▶ **What the task asks**: Extract each line where the string "stikalo" shows up.

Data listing
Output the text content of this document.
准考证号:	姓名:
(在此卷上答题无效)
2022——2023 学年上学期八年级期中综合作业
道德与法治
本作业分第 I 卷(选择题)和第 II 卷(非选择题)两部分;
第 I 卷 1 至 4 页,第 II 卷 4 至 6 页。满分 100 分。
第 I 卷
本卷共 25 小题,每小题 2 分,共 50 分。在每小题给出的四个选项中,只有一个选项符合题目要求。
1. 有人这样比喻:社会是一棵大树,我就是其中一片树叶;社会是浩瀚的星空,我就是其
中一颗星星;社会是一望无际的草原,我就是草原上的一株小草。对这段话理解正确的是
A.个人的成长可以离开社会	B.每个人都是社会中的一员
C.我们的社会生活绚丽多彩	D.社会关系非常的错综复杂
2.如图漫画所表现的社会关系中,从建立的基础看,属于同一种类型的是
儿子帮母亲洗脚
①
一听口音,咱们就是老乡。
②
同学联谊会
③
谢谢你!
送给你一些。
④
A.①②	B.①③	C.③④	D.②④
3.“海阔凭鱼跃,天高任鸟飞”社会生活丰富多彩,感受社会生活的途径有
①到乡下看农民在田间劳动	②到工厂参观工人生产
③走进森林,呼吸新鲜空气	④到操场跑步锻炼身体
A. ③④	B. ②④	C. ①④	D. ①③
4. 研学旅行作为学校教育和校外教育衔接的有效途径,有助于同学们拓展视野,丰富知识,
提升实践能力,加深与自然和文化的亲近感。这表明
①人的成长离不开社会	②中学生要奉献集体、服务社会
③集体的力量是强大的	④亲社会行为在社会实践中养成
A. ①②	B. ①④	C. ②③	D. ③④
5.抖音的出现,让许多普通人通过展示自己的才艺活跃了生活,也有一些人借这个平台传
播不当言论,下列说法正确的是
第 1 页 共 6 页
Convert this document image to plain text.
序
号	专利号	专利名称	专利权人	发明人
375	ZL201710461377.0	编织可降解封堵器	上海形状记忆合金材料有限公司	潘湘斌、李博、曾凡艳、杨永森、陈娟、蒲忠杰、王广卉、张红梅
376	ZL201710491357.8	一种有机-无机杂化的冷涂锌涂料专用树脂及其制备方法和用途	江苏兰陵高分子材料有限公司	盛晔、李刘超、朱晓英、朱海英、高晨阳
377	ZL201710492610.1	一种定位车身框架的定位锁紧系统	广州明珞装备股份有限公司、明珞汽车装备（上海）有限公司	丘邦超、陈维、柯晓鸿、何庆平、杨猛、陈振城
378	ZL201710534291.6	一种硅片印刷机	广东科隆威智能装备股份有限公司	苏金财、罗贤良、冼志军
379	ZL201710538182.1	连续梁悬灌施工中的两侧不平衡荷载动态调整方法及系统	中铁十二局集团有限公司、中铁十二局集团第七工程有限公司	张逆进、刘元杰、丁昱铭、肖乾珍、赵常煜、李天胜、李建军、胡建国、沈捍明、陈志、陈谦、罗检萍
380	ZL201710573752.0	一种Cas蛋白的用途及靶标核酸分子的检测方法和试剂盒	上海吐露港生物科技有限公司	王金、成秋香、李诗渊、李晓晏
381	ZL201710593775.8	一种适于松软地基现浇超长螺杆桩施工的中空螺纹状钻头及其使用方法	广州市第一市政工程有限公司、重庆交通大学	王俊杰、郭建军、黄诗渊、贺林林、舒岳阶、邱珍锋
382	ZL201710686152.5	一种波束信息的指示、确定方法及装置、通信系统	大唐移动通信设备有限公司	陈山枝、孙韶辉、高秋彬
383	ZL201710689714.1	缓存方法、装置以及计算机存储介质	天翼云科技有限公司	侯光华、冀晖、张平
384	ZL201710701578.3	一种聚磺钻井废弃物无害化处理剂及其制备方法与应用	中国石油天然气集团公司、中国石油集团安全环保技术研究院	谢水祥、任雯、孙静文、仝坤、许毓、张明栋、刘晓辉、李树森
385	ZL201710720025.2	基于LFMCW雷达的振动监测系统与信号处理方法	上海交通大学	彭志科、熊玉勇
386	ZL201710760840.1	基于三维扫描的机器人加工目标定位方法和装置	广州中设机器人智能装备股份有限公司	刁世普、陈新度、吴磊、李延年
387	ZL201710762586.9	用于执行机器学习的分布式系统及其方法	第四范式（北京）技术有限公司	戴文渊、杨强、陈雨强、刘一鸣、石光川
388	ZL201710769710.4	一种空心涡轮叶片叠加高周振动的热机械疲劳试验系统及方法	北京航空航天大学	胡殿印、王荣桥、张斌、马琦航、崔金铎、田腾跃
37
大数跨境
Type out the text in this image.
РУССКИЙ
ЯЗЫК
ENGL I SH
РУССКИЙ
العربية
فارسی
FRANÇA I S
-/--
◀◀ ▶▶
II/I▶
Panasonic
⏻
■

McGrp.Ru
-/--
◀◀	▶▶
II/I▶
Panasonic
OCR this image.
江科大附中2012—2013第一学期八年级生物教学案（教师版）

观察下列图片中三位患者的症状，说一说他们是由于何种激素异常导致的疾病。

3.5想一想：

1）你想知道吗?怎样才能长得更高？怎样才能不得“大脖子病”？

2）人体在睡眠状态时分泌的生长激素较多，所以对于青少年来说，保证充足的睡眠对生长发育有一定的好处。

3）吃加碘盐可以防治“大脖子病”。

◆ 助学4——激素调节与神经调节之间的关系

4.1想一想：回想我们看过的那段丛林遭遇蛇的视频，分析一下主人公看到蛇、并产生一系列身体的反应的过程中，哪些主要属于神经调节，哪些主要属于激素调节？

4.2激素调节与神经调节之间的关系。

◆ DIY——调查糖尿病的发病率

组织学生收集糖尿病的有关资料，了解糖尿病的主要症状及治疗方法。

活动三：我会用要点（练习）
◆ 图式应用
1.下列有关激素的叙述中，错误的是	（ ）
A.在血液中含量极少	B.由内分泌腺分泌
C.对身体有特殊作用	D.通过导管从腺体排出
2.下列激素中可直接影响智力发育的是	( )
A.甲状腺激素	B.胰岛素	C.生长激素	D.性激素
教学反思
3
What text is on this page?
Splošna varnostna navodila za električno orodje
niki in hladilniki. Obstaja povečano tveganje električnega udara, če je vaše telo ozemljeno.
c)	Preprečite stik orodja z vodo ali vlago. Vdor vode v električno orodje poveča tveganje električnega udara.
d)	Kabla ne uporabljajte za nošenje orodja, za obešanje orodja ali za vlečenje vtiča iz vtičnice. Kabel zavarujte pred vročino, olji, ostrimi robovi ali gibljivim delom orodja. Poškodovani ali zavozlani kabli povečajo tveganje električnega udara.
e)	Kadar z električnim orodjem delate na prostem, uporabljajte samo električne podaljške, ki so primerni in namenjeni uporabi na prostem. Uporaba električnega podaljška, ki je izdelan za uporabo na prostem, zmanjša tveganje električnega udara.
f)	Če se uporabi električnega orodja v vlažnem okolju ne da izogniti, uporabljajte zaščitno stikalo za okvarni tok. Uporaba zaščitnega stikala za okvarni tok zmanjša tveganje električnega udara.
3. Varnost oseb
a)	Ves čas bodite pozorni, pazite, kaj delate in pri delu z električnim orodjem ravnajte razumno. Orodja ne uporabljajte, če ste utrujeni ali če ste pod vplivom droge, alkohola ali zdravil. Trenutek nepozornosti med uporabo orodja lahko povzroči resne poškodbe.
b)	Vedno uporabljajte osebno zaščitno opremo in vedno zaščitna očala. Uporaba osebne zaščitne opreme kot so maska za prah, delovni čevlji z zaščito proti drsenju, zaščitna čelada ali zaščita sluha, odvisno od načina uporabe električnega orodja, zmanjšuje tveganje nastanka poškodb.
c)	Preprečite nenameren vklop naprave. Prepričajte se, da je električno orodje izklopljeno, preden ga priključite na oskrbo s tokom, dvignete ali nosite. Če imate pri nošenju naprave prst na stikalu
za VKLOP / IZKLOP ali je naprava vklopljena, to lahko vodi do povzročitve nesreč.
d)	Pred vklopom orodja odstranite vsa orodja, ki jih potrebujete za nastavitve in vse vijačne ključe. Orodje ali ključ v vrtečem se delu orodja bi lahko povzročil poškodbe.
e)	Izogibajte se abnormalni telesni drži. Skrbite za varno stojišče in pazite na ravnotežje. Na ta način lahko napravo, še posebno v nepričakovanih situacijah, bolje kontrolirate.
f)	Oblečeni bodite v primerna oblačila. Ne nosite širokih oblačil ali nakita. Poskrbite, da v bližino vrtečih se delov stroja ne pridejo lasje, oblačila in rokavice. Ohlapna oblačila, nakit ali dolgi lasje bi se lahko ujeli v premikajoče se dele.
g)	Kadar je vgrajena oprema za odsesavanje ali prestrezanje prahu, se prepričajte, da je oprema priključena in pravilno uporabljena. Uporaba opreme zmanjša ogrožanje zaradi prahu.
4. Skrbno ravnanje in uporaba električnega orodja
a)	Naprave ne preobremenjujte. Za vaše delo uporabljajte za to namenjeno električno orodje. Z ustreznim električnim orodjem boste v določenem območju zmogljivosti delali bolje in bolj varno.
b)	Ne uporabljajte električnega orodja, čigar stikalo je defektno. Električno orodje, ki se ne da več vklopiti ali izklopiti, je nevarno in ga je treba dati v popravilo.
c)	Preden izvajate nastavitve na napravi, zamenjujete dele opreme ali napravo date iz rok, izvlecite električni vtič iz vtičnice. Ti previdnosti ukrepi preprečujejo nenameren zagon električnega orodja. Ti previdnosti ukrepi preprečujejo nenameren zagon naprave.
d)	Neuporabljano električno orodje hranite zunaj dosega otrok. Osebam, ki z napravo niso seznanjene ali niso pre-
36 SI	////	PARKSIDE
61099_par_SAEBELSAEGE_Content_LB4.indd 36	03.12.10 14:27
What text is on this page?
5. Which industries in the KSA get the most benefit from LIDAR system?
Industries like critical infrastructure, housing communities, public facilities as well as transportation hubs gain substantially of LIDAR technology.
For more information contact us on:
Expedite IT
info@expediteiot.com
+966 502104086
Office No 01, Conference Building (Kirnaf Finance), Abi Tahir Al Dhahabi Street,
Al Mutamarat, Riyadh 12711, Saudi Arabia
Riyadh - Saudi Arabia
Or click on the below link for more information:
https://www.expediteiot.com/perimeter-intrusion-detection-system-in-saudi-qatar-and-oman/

▶ **Task solution**:
f)	Če se uporabi električnega orodja v vlažnem okolju ne da izogniti, uporabljajte zaščitno stikalo za okvarni tok. Uporaba zaščitnega stikala za okvarni tok zmanjša tveganje električnega udara.
b)	Ne uporabljajte električnega orodja, čigar stikalo je defektno. Električno orodje, ki se ne da več vklopiti ali izklopiti, je nevarno in ga je treba dati v popravilo.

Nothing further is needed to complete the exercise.